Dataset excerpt
○ ○ ○
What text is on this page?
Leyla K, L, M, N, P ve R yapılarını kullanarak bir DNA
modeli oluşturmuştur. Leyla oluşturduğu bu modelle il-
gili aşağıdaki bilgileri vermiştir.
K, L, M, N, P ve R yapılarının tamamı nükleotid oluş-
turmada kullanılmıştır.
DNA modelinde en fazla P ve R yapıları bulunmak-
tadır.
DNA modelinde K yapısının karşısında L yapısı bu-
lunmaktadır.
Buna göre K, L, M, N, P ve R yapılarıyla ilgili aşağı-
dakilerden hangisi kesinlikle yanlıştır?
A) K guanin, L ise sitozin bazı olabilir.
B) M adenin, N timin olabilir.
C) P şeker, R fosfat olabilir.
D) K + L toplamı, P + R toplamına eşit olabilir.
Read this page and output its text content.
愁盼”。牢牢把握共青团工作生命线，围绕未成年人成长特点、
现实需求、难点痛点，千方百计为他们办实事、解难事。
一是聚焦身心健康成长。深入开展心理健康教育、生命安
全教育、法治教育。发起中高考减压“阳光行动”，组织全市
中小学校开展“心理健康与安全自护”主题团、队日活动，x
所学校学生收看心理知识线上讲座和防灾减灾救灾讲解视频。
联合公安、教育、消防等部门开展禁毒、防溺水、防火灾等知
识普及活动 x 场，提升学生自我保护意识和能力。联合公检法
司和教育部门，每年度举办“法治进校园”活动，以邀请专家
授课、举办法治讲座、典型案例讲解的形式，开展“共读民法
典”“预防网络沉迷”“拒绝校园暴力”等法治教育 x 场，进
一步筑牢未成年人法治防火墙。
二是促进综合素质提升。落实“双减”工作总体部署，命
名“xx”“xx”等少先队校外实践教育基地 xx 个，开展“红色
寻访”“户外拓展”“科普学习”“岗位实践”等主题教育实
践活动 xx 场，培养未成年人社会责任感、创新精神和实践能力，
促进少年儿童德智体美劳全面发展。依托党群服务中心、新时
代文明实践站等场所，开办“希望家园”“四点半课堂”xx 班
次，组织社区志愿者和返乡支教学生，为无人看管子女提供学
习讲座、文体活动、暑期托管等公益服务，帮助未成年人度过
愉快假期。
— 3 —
○ ○ ○
### WHAT THE EXERCISE ASKS
Repeat only the stretch of lines starting at the one containing "Read this page and output its text content." and running to the final line of the entries above.

### RESPONSE TO THE TASK
Read this page and output its text content.
愁盼”。牢牢把握共青团工作生命线，围绕未成年人成长特点、
现实需求、难点痛点，千方百计为他们办实事、解难事。
一是聚焦身心健康成长。深入开展心理健康教育、生命安
全教育、法治教育。发起中高考减压“阳光行动”，组织全市
中小学校开展“心理健康与安全自护”主题团、队日活动，x
所学校学生收看心理知识线上讲座和防灾减灾救灾讲解视频。
联合公安、教育、消防等部门开展禁毒、防溺水、防火灾等知
识普及活动 x 场，提升学生自我保护意识和能力。联合公检法
司和教育部门，每年度举办“法治进校园”活动，以邀请专家
授课、举办法治讲座、典型案例讲解的形式，开展“共读民法
典”“预防网络沉迷”“拒绝校园暴力”等法治教育 x 场，进
一步筑牢未成年人法治防火墙。
二是促进综合素质提升。落实“双减”工作总体部署，命
名“xx”“xx”等少先队校外实践教育基地 xx 个，开展“红色
寻访”“户外拓展”“科普学习”“岗位实践”等主题教育实
践活动 xx 场，培养未成年人社会责任感、创新精神和实践能力，
促进少年儿童德智体美劳全面发展。依托党群服务中心、新时
代文明实践站等场所，开办“希望家园”“四点半课堂”xx 班
次，组织社区志愿者和返乡支教学生，为无人看管子女提供学
习讲座、文体活动、暑期托管等公益服务，帮助未成年人度过
愉快假期。
— 3 —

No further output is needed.